== Input material

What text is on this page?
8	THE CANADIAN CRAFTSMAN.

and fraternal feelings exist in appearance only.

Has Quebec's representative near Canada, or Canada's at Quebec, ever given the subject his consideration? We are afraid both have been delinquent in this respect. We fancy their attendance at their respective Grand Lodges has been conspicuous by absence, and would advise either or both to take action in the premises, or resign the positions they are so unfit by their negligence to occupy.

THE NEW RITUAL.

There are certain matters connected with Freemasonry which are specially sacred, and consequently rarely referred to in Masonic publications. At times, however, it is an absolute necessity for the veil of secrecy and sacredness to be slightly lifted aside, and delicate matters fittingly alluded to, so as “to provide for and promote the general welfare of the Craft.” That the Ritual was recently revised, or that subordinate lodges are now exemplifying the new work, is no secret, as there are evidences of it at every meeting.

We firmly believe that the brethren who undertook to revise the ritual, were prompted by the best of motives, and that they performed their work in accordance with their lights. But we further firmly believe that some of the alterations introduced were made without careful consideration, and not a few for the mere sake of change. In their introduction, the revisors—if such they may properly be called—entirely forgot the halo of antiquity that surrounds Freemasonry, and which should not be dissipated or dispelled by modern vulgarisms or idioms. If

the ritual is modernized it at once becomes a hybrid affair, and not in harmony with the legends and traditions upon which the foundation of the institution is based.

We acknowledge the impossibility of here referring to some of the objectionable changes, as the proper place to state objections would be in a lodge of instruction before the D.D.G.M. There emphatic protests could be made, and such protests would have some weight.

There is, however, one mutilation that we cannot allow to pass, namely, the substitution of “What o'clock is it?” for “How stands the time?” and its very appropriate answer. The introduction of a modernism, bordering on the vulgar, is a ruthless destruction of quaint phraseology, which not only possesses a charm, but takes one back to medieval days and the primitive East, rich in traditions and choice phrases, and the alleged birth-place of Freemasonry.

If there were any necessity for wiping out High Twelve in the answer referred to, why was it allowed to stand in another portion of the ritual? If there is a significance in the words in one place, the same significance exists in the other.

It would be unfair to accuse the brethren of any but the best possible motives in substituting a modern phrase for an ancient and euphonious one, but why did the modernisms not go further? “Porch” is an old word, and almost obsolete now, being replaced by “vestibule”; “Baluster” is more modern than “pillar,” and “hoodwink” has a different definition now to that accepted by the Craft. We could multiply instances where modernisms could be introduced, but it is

====

- **Short task**:
Find and count the lines of the data that include the string "could", and report that figure by itself.

- **Task result**:
2